**What you have to do:**
Find the lines that hold "Apparatus". Report only how many there are.

Some records:
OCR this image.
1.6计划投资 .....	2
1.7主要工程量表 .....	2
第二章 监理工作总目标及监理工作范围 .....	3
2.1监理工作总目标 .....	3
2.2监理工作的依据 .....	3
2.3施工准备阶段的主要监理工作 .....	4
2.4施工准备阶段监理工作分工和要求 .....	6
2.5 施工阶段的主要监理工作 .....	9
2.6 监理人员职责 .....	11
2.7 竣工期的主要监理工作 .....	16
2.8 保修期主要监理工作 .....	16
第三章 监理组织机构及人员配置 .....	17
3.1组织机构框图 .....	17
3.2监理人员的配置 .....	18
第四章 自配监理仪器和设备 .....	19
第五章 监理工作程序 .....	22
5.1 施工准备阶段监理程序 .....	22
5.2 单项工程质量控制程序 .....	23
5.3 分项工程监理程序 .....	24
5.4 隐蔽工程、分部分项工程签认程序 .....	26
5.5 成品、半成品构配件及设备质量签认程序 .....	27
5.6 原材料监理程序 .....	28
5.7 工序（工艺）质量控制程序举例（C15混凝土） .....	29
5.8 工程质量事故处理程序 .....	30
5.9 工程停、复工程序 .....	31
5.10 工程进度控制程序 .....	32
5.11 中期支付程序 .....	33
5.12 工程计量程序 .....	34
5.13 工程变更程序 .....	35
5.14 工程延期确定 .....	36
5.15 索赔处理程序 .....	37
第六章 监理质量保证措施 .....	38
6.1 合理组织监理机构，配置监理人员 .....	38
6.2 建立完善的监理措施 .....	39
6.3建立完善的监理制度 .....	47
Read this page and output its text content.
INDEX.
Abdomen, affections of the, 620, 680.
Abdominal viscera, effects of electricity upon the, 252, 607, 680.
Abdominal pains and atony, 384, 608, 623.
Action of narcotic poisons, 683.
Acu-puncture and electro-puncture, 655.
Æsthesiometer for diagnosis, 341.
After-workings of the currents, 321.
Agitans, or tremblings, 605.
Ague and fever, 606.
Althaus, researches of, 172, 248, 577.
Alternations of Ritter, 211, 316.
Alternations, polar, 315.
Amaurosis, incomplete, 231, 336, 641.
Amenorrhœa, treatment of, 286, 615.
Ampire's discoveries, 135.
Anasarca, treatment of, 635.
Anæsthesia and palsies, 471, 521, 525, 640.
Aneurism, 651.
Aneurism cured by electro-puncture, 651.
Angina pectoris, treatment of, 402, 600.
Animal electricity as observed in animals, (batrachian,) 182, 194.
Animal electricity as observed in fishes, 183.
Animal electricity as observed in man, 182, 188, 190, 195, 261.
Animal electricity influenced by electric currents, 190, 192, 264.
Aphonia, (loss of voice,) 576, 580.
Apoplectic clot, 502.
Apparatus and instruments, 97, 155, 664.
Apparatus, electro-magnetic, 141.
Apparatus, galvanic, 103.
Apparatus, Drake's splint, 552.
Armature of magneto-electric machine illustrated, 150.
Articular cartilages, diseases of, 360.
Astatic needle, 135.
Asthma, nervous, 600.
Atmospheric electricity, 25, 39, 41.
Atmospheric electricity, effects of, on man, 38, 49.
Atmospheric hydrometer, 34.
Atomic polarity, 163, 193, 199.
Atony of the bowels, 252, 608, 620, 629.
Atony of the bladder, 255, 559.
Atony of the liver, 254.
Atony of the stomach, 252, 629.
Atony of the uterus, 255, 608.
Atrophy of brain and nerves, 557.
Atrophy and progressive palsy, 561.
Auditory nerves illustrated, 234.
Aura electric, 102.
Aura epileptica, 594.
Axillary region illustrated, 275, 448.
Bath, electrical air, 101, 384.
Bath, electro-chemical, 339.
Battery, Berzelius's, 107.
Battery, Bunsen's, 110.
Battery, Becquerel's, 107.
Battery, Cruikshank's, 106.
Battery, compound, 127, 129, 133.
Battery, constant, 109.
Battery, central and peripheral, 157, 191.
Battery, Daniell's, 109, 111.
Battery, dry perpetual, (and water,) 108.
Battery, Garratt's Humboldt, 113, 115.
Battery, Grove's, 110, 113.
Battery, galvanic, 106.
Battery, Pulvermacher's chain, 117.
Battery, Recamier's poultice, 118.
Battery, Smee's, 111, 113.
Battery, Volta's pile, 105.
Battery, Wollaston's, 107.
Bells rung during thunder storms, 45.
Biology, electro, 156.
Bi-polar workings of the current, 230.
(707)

**Response to this task:**
4